Dataset records
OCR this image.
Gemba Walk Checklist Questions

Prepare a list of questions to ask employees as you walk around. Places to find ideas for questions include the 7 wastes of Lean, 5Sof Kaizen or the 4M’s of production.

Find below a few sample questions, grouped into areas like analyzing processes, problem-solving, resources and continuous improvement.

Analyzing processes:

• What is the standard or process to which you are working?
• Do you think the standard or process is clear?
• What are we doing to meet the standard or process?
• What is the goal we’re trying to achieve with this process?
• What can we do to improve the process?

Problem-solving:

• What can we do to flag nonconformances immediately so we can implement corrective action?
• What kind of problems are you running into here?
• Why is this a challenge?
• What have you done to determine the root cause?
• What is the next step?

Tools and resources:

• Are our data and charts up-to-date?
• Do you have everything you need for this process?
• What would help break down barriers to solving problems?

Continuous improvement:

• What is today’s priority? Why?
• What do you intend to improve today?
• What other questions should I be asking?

- [To be done]:
Every record should be repeated exactly; please leave none out.

- [Solution]:
OCR this image.
Gemba Walk Checklist Questions

Prepare a list of questions to ask employees as you walk around. Places to find ideas for questions include the 7 wastes of Lean, 5Sof Kaizen or the 4M’s of production.

Find below a few sample questions, grouped into areas like analyzing processes, problem-solving, resources and continuous improvement.

Analyzing processes:

• What is the standard or process to which you are working?
• Do you think the standard or process is clear?
• What are we doing to meet the standard or process?
• What is the goal we’re trying to achieve with this process?
• What can we do to improve the process?

Problem-solving:

• What can we do to flag nonconformances immediately so we can implement corrective action?
• What kind of problems are you running into here?
• Why is this a challenge?
• What have you done to determine the root cause?
• What is the next step?

Tools and resources:

• Are our data and charts up-to-date?
• Do you have everything you need for this process?
• What would help break down barriers to solving problems?

Continuous improvement:

• What is today’s priority? Why?
• What do you intend to improve today?
• What other questions should I be asking?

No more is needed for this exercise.